--- Information supplied ---

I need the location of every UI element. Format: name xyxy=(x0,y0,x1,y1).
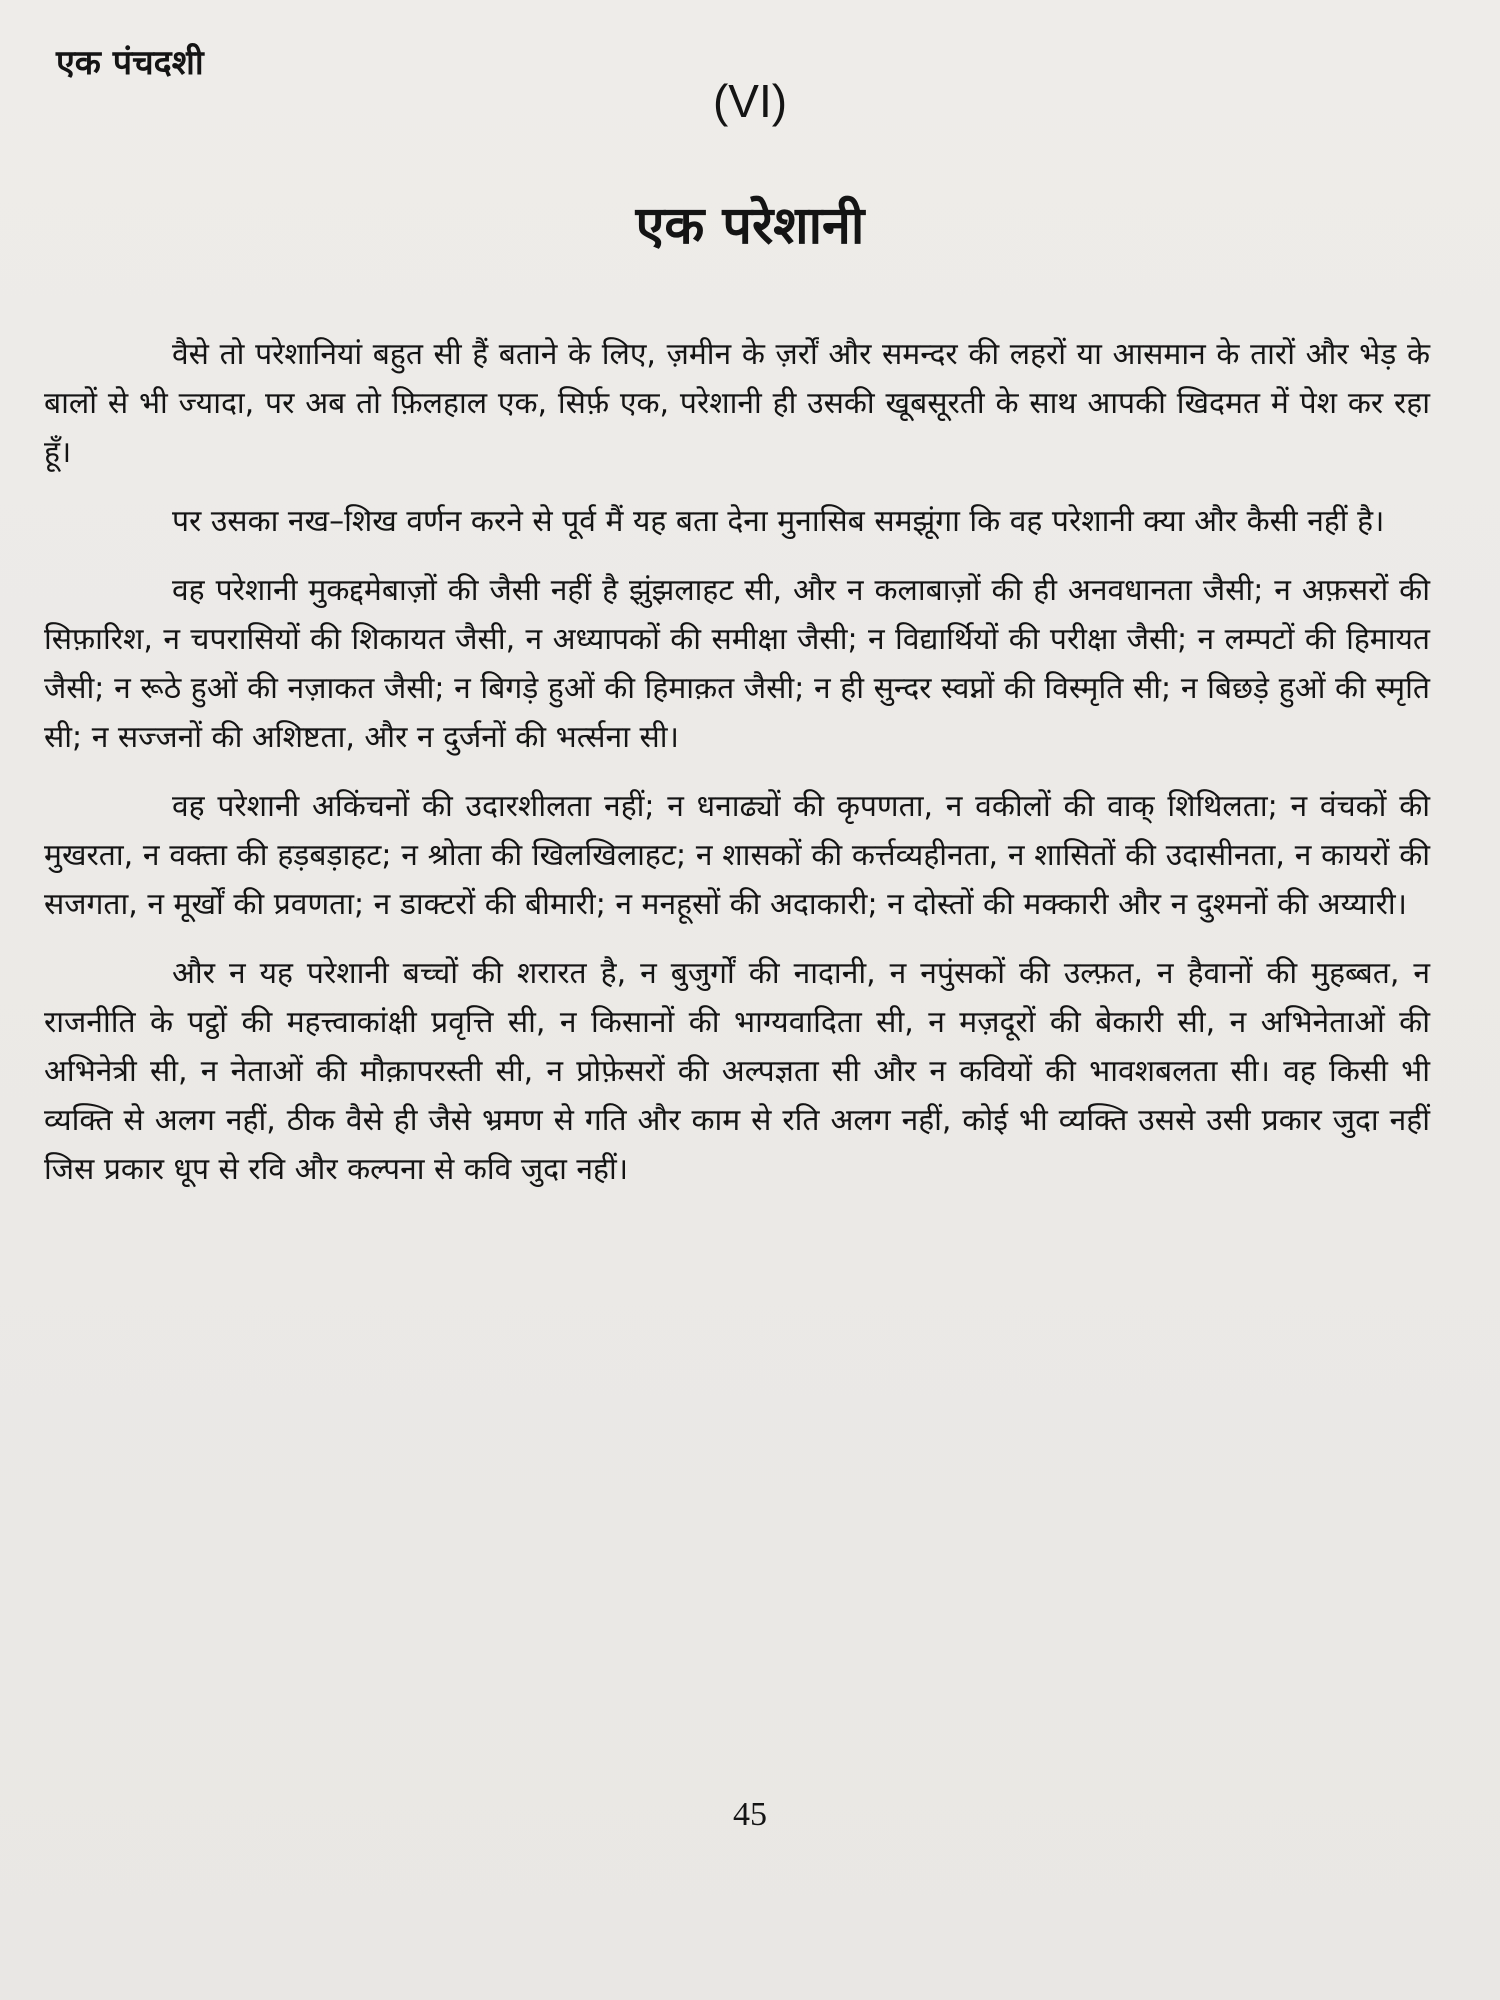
paragraph: वह परेशानी अकिंचनों की उदारशीलता नहीं; न धनाढ्यों की कृपणता, न वकीलों की वाक् शिथिलता; न वंचकों की मुखरता, न वक्ता की हड़बड़ाहट; न श्रोता की खिलखिलाहट; न शासकों की कर्त्तव्यहीनता, न शासितों की उदासीनता, न कायरों की सजगता, न मूर्खों की प्रवणता; न डाक्टरों की बीमारी; न मनहूसों की अदाकारी; न दोस्तों की मक्कारी और न दुश्मनों की अय्यारी। xyxy=(44,789,1430,922)
body-text xyxy=(44,330,1430,1214)
paragraph: पर उसका नख–शिख वर्णन करने से पूर्व मैं यह बता देना मुनासिब समझूंगा कि वह परेशानी क्या और कैसी नहीं है। xyxy=(172,504,1385,539)
paragraph: वह परेशानी मुकद्दमेबाज़ों की जैसी नहीं है झुंझलाहट सी, और न कलाबाज़ों की ही अनवधानता जैसी; न अफ़सरों की सिफ़ारिश, न चपरासियों की शिकायत जैसी, न अध्यापकों की समीक्षा जैसी; न विद्यार्थियों की परीक्षा जैसी; न लम्पटों की हिमायत जैसी; न रूठे हुओं की नज़ाकत जैसी; न बिगड़े हुओं की हिमाक़त जैसी; न ही सुन्दर स्वप्नों की विस्मृति सी; न बिछड़े हुओं की स्मृति सी; न सज्जनों की अशिष्टता, और न दुर्जनों की भर्त्सना सी। xyxy=(44,573,1430,755)
chapter-title: एक परेशानी xyxy=(635,196,865,256)
page-number: 45 xyxy=(733,1796,767,1833)
paragraph: वैसे तो परेशानियां बहुत सी हैं बताने के लिए, ज़मीन के ज़र्रों और समन्दर की लहरों या आसमान के तारों और भेड़ के बालों से भी ज्यादा, पर अब तो फ़िलहाल एक, सिर्फ़ एक, परेशानी ही उसकी खूबसूरती के साथ आपकी खिदमत में पेश कर रहा हूँ। xyxy=(44,337,1430,470)
running-head: एक पंचदशी xyxy=(56,43,204,83)
paragraph: और न यह परेशानी बच्चों की शरारत है, न बुजुर्गों की नादानी, न नपुंसकों की उल्फ़त, न हैवानों की मुहब्बत, न राजनीति के पट्ठों की महत्त्वाकांक्षी प्रवृत्ति सी, न किसानों की भाग्यवादिता सी, न मज़दूरों की बेकारी सी, न अभिनेताओं की अभिनेत्री सी, न नेताओं की मौक़ापरस्ती सी, न प्रोफ़ेसरों की अल्पज्ञता सी और न कवियों की भावशबलता सी। वह किसी भी व्यक्ति से अलग नहीं, ठीक वैसे ही जैसे भ्रमण से गति और काम से रति अलग नहीं, कोई भी व्यक्ति उससे उसी प्रकार जुदा नहीं जिस प्रकार धूप से रवि और कल्पना से कवि जुदा नहीं। xyxy=(44,956,1430,1187)
chapter-number: (VI) xyxy=(712,75,788,127)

---

Set problem:
Echo every line of the listing above, unchanged, from the line with "paragraph: वह परेशानी अकिंचनों" to the line with "paragraph: पर उसका", including both of those lines.

The response:
paragraph: वह परेशानी अकिंचनों की उदारशीलता नहीं; न धनाढ्यों की कृपणता, न वकीलों की वाक् शिथिलता; न वंचकों की मुखरता, न वक्ता की हड़बड़ाहट; न श्रोता की खिलखिलाहट; न शासकों की कर्त्तव्यहीनता, न शासितों की उदासीनता, न कायरों की सजगता, न मूर्खों की प्रवणता; न डाक्टरों की बीमारी; न मनहूसों की अदाकारी; न दोस्तों की मक्कारी और न दुश्मनों की अय्यारी। xyxy=(44,789,1430,922)
body-text xyxy=(44,330,1430,1214)
paragraph: पर उसका नख–शिख वर्णन करने से पूर्व मैं यह बता देना मुनासिब समझूंगा कि वह परेशानी क्या और कैसी नहीं है। xyxy=(172,504,1385,539)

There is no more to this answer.